##### Supplied material #####

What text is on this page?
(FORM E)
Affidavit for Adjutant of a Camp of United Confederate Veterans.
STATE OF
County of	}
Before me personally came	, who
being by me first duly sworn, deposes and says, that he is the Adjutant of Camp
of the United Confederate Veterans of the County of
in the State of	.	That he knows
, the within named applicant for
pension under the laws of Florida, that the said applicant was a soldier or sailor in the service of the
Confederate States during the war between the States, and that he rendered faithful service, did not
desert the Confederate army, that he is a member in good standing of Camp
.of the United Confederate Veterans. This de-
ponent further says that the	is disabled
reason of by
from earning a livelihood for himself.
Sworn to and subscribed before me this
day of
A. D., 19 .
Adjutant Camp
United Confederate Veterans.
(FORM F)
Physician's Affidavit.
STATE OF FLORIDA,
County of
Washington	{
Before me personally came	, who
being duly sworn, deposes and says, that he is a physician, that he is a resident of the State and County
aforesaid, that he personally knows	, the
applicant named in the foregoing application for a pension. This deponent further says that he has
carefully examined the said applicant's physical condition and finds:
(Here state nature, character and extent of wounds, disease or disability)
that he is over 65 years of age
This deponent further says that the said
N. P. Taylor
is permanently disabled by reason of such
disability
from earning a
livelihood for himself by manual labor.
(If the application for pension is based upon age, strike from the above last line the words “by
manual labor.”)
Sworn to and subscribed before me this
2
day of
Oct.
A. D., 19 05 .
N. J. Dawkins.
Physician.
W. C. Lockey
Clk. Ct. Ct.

#####

### Given task
Each line with the string "from" in it needs to be found and copied.

### Written response
from earning a livelihood for himself.
from earning a
(If the application for pension is based upon age, strike from the above last line the words “by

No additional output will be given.